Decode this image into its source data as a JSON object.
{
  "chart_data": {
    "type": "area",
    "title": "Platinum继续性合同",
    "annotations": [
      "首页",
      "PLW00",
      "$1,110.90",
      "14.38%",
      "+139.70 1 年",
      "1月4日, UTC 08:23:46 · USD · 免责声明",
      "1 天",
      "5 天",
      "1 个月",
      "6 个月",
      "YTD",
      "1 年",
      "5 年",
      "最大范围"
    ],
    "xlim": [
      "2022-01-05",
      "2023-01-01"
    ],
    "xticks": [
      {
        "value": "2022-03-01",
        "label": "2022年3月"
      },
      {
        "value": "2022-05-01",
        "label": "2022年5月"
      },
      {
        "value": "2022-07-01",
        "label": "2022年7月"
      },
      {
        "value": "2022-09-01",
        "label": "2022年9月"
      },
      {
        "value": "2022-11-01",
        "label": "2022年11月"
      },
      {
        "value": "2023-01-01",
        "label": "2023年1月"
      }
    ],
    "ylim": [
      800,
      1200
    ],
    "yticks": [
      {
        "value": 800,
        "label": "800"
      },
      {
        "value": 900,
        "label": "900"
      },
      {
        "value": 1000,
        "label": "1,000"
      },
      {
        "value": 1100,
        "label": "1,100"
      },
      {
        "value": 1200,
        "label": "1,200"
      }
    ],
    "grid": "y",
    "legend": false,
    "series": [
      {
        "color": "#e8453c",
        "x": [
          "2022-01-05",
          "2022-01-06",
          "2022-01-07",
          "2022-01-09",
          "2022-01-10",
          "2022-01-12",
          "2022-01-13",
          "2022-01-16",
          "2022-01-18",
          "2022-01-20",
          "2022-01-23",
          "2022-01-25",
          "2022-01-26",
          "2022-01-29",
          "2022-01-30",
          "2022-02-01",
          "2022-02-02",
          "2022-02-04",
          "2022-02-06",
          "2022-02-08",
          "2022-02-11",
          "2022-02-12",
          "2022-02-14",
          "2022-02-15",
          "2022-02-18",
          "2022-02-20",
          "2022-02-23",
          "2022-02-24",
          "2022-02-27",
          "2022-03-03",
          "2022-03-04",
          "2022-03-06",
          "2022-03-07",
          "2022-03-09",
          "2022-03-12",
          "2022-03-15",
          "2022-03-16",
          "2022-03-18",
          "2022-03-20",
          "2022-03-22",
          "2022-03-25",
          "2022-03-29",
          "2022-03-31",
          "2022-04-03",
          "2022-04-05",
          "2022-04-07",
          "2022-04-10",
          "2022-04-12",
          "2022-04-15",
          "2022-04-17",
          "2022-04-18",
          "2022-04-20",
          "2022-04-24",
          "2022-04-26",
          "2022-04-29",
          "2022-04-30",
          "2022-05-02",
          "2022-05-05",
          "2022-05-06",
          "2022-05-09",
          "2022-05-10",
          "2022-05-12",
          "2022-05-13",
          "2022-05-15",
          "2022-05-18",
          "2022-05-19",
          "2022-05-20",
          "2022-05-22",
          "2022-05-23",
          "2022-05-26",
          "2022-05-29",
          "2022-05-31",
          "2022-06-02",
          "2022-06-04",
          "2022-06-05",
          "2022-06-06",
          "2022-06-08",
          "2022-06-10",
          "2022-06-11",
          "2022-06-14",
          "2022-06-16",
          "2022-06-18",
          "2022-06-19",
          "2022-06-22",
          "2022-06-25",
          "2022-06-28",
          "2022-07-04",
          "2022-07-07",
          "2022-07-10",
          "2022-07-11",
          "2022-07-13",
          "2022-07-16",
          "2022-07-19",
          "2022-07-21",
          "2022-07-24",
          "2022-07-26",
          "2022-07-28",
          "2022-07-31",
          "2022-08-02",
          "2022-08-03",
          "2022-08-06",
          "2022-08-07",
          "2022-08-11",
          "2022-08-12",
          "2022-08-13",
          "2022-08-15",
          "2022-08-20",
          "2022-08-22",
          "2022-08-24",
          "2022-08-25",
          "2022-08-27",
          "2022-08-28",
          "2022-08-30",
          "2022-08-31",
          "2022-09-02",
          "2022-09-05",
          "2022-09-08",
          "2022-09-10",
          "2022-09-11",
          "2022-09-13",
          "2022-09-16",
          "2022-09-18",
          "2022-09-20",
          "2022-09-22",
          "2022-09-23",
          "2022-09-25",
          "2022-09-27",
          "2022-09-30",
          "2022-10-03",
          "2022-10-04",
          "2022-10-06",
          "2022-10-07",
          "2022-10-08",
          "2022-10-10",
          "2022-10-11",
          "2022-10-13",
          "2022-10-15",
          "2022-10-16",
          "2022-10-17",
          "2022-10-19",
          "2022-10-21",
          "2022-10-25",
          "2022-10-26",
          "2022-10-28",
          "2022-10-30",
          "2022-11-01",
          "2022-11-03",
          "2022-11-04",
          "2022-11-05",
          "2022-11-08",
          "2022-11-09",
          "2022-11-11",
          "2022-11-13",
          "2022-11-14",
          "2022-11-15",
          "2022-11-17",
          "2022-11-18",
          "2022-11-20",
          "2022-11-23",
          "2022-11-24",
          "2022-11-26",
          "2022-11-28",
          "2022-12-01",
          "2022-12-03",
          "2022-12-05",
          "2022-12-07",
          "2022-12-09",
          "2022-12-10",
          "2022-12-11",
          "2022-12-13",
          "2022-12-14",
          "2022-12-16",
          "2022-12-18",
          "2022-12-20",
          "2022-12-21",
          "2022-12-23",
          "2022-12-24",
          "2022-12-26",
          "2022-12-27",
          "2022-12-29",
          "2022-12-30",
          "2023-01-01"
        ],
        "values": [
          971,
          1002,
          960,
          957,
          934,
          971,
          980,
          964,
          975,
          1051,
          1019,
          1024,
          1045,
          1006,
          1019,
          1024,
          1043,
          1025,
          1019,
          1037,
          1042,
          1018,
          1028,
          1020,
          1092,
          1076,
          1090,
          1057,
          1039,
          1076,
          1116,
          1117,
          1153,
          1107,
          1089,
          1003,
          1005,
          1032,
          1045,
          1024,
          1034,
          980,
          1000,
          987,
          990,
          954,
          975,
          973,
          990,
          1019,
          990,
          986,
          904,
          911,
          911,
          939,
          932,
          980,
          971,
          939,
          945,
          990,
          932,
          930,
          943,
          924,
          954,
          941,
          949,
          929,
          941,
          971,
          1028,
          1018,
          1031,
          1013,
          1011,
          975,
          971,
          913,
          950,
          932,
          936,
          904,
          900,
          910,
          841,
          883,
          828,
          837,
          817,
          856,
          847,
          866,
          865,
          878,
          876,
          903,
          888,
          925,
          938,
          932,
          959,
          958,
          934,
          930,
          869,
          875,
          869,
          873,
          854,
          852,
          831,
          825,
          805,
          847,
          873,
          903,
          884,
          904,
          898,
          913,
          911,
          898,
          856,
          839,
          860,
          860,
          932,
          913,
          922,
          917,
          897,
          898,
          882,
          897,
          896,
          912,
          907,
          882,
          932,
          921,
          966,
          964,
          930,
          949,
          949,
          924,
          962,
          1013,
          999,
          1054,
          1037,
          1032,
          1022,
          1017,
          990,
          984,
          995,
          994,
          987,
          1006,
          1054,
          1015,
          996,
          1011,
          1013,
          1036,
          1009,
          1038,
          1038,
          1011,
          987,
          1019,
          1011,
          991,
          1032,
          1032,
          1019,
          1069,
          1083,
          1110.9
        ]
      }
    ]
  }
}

========================================

What to work on: Show the data once more, exactly as it was written.

Exercise response:
Decode this image into its source data as a JSON object.
{
  "chart_data": {
    "type": "area",
    "title": "Platinum继续性合同",
    "annotations": [
      "首页",
      "PLW00",
      "$1,110.90",
      "14.38%",
      "+139.70 1 年",
      "1月4日, UTC 08:23:46 · USD · 免责声明",
      "1 天",
      "5 天",
      "1 个月",
      "6 个月",
      "YTD",
      "1 年",
      "5 年",
      "最大范围"
    ],
    "xlim": [
      "2022-01-05",
      "2023-01-01"
    ],
    "xticks": [
      {
        "value": "2022-03-01",
        "label": "2022年3月"
      },
      {
        "value": "2022-05-01",
        "label": "2022年5月"
      },
      {
        "value": "2022-07-01",
        "label": "2022年7月"
      },
      {
        "value": "2022-09-01",
        "label": "2022年9月"
      },
      {
        "value": "2022-11-01",
        "label": "2022年11月"
      },
      {
        "value": "2023-01-01",
        "label": "2023年1月"
      }
    ],
    "ylim": [
      800,
      1200
    ],
    "yticks": [
      {
        "value": 800,
        "label": "800"
      },
      {
        "value": 900,
        "label": "900"
      },
      {
        "value": 1000,
        "label": "1,000"
      },
      {
        "value": 1100,
        "label": "1,100"
      },
      {
        "value": 1200,
        "label": "1,200"
      }
    ],
    "grid": "y",
    "legend": false,
    "series": [
      {
        "color": "#e8453c",
        "x": [
          "2022-01-05",
          "2022-01-06",
          "2022-01-07",
          "2022-01-09",
          "2022-01-10",
          "2022-01-12",
          "2022-01-13",
          "2022-01-16",
          "2022-01-18",
          "2022-01-20",
          "2022-01-23",
          "2022-01-25",
          "2022-01-26",
          "2022-01-29",
          "2022-01-30",
          "2022-02-01",
          "2022-02-02",
          "2022-02-04",
          "2022-02-06",
          "2022-02-08",
          "2022-02-11",
          "2022-02-12",
          "2022-02-14",
          "2022-02-15",
          "2022-02-18",
          "2022-02-20",
          "2022-02-23",
          "2022-02-24",
          "2022-02-27",
          "2022-03-03",
          "2022-03-04",
          "2022-03-06",
          "2022-03-07",
          "2022-03-09",
          "2022-03-12",
          "2022-03-15",
          "2022-03-16",
          "2022-03-18",
          "2022-03-20",
          "2022-03-22",
          "2022-03-25",
          "2022-03-29",
          "2022-03-31",
          "2022-04-03",
          "2022-04-05",
          "2022-04-07",
          "2022-04-10",
          "2022-04-12",
          "2022-04-15",
          "2022-04-17",
          "2022-04-18",
          "2022-04-20",
          "2022-04-24",
          "2022-04-26",
          "2022-04-29",
          "2022-04-30",
          "2022-05-02",
          "2022-05-05",
          "2022-05-06",
          "2022-05-09",
          "2022-05-10",
          "2022-05-12",
          "2022-05-13",
          "2022-05-15",
          "2022-05-18",
          "2022-05-19",
          "2022-05-20",
          "2022-05-22",
          "2022-05-23",
          "2022-05-26",
          "2022-05-29",
          "2022-05-31",
          "2022-06-02",
          "2022-06-04",
          "2022-06-05",
          "2022-06-06",
          "2022-06-08",
          "2022-06-10",
          "2022-06-11",
          "2022-06-14",
          "2022-06-16",
          "2022-06-18",
          "2022-06-19",
          "2022-06-22",
          "2022-06-25",
          "2022-06-28",
          "2022-07-04",
          "2022-07-07",
          "2022-07-10",
          "2022-07-11",
          "2022-07-13",
          "2022-07-16",
          "2022-07-19",
          "2022-07-21",
          "2022-07-24",
          "2022-07-26",
          "2022-07-28",
          "2022-07-31",
          "2022-08-02",
          "2022-08-03",
          "2022-08-06",
          "2022-08-07",
          "2022-08-11",
          "2022-08-12",
          "2022-08-13",
          "2022-08-15",
          "2022-08-20",
          "2022-08-22",
          "2022-08-24",
          "2022-08-25",
          "2022-08-27",
          "2022-08-28",
          "2022-08-30",
          "2022-08-31",
          "2022-09-02",
          "2022-09-05",
          "2022-09-08",
          "2022-09-10",
          "2022-09-11",
          "2022-09-13",
          "2022-09-16",
          "2022-09-18",
          "2022-09-20",
          "2022-09-22",
          "2022-09-23",
          "2022-09-25",
          "2022-09-27",
          "2022-09-30",
          "2022-10-03",
          "2022-10-04",
          "2022-10-06",
          "2022-10-07",
          "2022-10-08",
          "2022-10-10",
          "2022-10-11",
          "2022-10-13",
          "2022-10-15",
          "2022-10-16",
          "2022-10-17",
          "2022-10-19",
          "2022-10-21",
          "2022-10-25",
          "2022-10-26",
          "2022-10-28",
          "2022-10-30",
          "2022-11-01",
          "2022-11-03",
          "2022-11-04",
          "2022-11-05",
          "2022-11-08",
          "2022-11-09",
          "2022-11-11",
          "2022-11-13",
          "2022-11-14",
          "2022-11-15",
          "2022-11-17",
          "2022-11-18",
          "2022-11-20",
          "2022-11-23",
          "2022-11-24",
          "2022-11-26",
          "2022-11-28",
          "2022-12-01",
          "2022-12-03",
          "2022-12-05",
          "2022-12-07",
          "2022-12-09",
          "2022-12-10",
          "2022-12-11",
          "2022-12-13",
          "2022-12-14",
          "2022-12-16",
          "2022-12-18",
          "2022-12-20",
          "2022-12-21",
          "2022-12-23",
          "2022-12-24",
          "2022-12-26",
          "2022-12-27",
          "2022-12-29",
          "2022-12-30",
          "2023-01-01"
        ],
        "values": [
          971,
          1002,
          960,
          957,
          934,
          971,
          980,
          964,
          975,
          1051,
          1019,
          1024,
          1045,
          1006,
          1019,
          1024,
          1043,
          1025,
          1019,
          1037,
          1042,
          1018,
          1028,
          1020,
          1092,
          1076,
          1090,
          1057,
          1039,
          1076,
          1116,
          1117,
          1153,
          1107,
          1089,
          1003,
          1005,
          1032,
          1045,
          1024,
          1034,
          980,
          1000,
          987,
          990,
          954,
          975,
          973,
          990,
          1019,
          990,
          986,
          904,
          911,
          911,
          939,
          932,
          980,
          971,
          939,
          945,
          990,
          932,
          930,
          943,
          924,
          954,
          941,
          949,
          929,
          941,
          971,
          1028,
          1018,
          1031,
          1013,
          1011,
          975,
          971,
          913,
          950,
          932,
          936,
          904,
          900,
          910,
          841,
          883,
          828,
          837,
          817,
          856,
          847,
          866,
          865,
          878,
          876,
          903,
          888,
          925,
          938,
          932,
          959,
          958,
          934,
          930,
          869,
          875,
          869,
          873,
          854,
          852,
          831,
          825,
          805,
          847,
          873,
          903,
          884,
          904,
          898,
          913,
          911,
          898,
          856,
          839,
          860,
          860,
          932,
          913,
          922,
          917,
          897,
          898,
          882,
          897,
          896,
          912,
          907,
          882,
          932,
          921,
          966,
          964,
          930,
          949,
          949,
          924,
          962,
          1013,
          999,
          1054,
          1037,
          1032,
          1022,
          1017,
          990,
          984,
          995,
          994,
          987,
          1006,
          1054,
          1015,
          996,
          1011,
          1013,
          1036,
          1009,
          1038,
          1038,
          1011,
          987,
          1019,
          1011,
          991,
          1032,
          1032,
          1019,
          1069,
          1083,
          1110.9
        ]
      }
    ]
  }
}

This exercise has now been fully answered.